Dataset rows about figures
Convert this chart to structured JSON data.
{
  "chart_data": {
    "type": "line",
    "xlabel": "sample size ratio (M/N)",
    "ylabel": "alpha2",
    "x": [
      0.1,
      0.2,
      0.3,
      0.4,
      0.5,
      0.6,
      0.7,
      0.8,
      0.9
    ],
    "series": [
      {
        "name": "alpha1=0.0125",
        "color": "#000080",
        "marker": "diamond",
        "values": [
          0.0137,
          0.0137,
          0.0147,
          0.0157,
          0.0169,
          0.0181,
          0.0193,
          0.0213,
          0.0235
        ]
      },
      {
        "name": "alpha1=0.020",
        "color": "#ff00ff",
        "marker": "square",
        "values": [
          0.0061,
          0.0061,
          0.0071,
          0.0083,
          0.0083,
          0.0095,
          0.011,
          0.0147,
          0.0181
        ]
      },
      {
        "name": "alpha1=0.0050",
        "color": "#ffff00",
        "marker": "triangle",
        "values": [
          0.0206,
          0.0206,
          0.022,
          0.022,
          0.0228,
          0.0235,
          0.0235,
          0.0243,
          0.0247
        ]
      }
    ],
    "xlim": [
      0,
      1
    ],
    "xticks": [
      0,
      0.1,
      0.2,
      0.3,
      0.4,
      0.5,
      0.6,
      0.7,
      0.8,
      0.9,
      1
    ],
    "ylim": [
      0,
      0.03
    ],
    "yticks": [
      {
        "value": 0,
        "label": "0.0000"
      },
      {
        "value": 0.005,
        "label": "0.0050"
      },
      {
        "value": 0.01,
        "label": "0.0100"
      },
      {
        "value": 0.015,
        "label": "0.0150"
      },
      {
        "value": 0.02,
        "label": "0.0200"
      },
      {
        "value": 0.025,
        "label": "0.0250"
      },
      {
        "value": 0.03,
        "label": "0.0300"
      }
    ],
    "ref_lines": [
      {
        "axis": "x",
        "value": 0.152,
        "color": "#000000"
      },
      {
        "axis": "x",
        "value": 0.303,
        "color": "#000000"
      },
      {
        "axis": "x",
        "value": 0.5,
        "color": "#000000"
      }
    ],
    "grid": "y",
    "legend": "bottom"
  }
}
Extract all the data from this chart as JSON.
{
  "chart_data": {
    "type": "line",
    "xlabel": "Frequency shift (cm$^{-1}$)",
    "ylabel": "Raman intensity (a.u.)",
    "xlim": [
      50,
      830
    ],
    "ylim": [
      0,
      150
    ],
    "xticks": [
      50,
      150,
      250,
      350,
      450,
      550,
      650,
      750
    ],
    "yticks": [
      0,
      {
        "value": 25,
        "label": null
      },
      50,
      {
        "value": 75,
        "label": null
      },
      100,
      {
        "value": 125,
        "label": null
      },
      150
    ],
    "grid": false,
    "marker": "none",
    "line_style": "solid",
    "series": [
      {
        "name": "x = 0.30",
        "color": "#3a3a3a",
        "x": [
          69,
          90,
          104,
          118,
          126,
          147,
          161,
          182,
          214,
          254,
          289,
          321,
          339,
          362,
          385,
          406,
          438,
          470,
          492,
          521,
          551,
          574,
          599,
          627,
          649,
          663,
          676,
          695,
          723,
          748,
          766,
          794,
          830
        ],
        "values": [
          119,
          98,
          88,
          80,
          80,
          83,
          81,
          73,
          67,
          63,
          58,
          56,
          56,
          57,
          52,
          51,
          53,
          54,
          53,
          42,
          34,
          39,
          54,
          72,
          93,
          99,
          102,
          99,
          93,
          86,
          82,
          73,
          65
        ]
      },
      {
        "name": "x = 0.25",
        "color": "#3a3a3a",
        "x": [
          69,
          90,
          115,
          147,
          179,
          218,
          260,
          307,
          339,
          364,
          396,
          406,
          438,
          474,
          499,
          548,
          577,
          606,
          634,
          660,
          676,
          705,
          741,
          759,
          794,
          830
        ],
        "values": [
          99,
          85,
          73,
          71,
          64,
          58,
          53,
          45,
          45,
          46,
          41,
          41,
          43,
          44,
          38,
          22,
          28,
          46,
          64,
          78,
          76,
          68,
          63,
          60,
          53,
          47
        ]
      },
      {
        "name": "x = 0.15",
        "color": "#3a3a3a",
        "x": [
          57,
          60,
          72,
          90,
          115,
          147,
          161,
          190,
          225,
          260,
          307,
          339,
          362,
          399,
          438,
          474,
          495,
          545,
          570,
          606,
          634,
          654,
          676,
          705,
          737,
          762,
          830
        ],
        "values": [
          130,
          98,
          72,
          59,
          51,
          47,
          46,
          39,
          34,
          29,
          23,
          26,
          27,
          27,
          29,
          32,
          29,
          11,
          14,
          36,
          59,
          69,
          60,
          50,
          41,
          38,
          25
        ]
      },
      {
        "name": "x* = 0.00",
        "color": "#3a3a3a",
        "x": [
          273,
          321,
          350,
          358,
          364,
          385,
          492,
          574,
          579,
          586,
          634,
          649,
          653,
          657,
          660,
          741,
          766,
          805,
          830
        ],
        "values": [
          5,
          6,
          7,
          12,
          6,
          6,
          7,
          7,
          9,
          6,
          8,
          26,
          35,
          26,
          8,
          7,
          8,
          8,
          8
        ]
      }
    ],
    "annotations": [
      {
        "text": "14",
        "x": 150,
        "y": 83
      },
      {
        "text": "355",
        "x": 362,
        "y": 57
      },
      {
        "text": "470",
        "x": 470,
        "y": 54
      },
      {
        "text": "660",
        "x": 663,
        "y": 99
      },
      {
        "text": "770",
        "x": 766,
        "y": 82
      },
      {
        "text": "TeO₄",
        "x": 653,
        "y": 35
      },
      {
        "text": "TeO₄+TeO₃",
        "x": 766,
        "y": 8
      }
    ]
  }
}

* _TASK TO CARRY OUT_
Provide all the records again, word for word.

* _ANSWER BELOW_
Convert this chart to structured JSON data.
{
  "chart_data": {
    "type": "line",
    "xlabel": "sample size ratio (M/N)",
    "ylabel": "alpha2",
    "x": [
      0.1,
      0.2,
      0.3,
      0.4,
      0.5,
      0.6,
      0.7,
      0.8,
      0.9
    ],
    "series": [
      {
        "name": "alpha1=0.0125",
        "color": "#000080",
        "marker": "diamond",
        "values": [
          0.0137,
          0.0137,
          0.0147,
          0.0157,
          0.0169,
          0.0181,
          0.0193,
          0.0213,
          0.0235
        ]
      },
      {
        "name": "alpha1=0.020",
        "color": "#ff00ff",
        "marker": "square",
        "values": [
          0.0061,
          0.0061,
          0.0071,
          0.0083,
          0.0083,
          0.0095,
          0.011,
          0.0147,
          0.0181
        ]
      },
      {
        "name": "alpha1=0.0050",
        "color": "#ffff00",
        "marker": "triangle",
        "values": [
          0.0206,
          0.0206,
          0.022,
          0.022,
          0.0228,
          0.0235,
          0.0235,
          0.0243,
          0.0247
        ]
      }
    ],
    "xlim": [
      0,
      1
    ],
    "xticks": [
      0,
      0.1,
      0.2,
      0.3,
      0.4,
      0.5,
      0.6,
      0.7,
      0.8,
      0.9,
      1
    ],
    "ylim": [
      0,
      0.03
    ],
    "yticks": [
      {
        "value": 0,
        "label": "0.0000"
      },
      {
        "value": 0.005,
        "label": "0.0050"
      },
      {
        "value": 0.01,
        "label": "0.0100"
      },
      {
        "value": 0.015,
        "label": "0.0150"
      },
      {
        "value": 0.02,
        "label": "0.0200"
      },
      {
        "value": 0.025,
        "label": "0.0250"
      },
      {
        "value": 0.03,
        "label": "0.0300"
      }
    ],
    "ref_lines": [
      {
        "axis": "x",
        "value": 0.152,
        "color": "#000000"
      },
      {
        "axis": "x",
        "value": 0.303,
        "color": "#000000"
      },
      {
        "axis": "x",
        "value": 0.5,
        "color": "#000000"
      }
    ],
    "grid": "y",
    "legend": "bottom"
  }
}
Extract all the data from this chart as JSON.
{
  "chart_data": {
    "type": "line",
    "xlabel": "Frequency shift (cm$^{-1}$)",
    "ylabel": "Raman intensity (a.u.)",
    "xlim": [
      50,
      830
    ],
    "ylim": [
      0,
      150
    ],
    "xticks": [
      50,
      150,
      250,
      350,
      450,
      550,
      650,
      750
    ],
    "yticks": [
      0,
      {
        "value": 25,
        "label": null
      },
      50,
      {
        "value": 75,
        "label": null
      },
      100,
      {
        "value": 125,
        "label": null
      },
      150
    ],
    "grid": false,
    "marker": "none",
    "line_style": "solid",
    "series": [
      {
        "name": "x = 0.30",
        "color": "#3a3a3a",
        "x": [
          69,
          90,
          104,
          118,
          126,
          147,
          161,
          182,
          214,
          254,
          289,
          321,
          339,
          362,
          385,
          406,
          438,
          470,
          492,
          521,
          551,
          574,
          599,
          627,
          649,
          663,
          676,
          695,
          723,
          748,
          766,
          794,
          830
        ],
        "values": [
          119,
          98,
          88,
          80,
          80,
          83,
          81,
          73,
          67,
          63,
          58,
          56,
          56,
          57,
          52,
          51,
          53,
          54,
          53,
          42,
          34,
          39,
          54,
          72,
          93,
          99,
          102,
          99,
          93,
          86,
          82,
          73,
          65
        ]
      },
      {
        "name": "x = 0.25",
        "color": "#3a3a3a",
        "x": [
          69,
          90,
          115,
          147,
          179,
          218,
          260,
          307,
          339,
          364,
          396,
          406,
          438,
          474,
          499,
          548,
          577,
          606,
          634,
          660,
          676,
          705,
          741,
          759,
          794,
          830
        ],
        "values": [
          99,
          85,
          73,
          71,
          64,
          58,
          53,
          45,
          45,
          46,
          41,
          41,
          43,
          44,
          38,
          22,
          28,
          46,
          64,
          78,
          76,
          68,
          63,
          60,
          53,
          47
        ]
      },
      {
        "name": "x = 0.15",
        "color": "#3a3a3a",
        "x": [
          57,
          60,
          72,
          90,
          115,
          147,
          161,
          190,
          225,
          260,
          307,
          339,
          362,
          399,
          438,
          474,
          495,
          545,
          570,
          606,
          634,
          654,
          676,
          705,
          737,
          762,
          830
        ],
        "values": [
          130,
          98,
          72,
          59,
          51,
          47,
          46,
          39,
          34,
          29,
          23,
          26,
          27,
          27,
          29,
          32,
          29,
          11,
          14,
          36,
          59,
          69,
          60,
          50,
          41,
          38,
          25
        ]
      },
      {
        "name": "x* = 0.00",
        "color": "#3a3a3a",
        "x": [
          273,
          321,
          350,
          358,
          364,
          385,
          492,
          574,
          579,
          586,
          634,
          649,
          653,
          657,
          660,
          741,
          766,
          805,
          830
        ],
        "values": [
          5,
          6,
          7,
          12,
          6,
          6,
          7,
          7,
          9,
          6,
          8,
          26,
          35,
          26,
          8,
          7,
          8,
          8,
          8
        ]
      }
    ],
    "annotations": [
      {
        "text": "14",
        "x": 150,
        "y": 83
      },
      {
        "text": "355",
        "x": 362,
        "y": 57
      },
      {
        "text": "470",
        "x": 470,
        "y": 54
      },
      {
        "text": "660",
        "x": 663,
        "y": 99
      },
      {
        "text": "770",
        "x": 766,
        "y": 82
      },
      {
        "text": "TeO₄",
        "x": 653,
        "y": 35
      },
      {
        "text": "TeO₄+TeO₃",
        "x": 766,
        "y": 8
      }
    ]
  }
}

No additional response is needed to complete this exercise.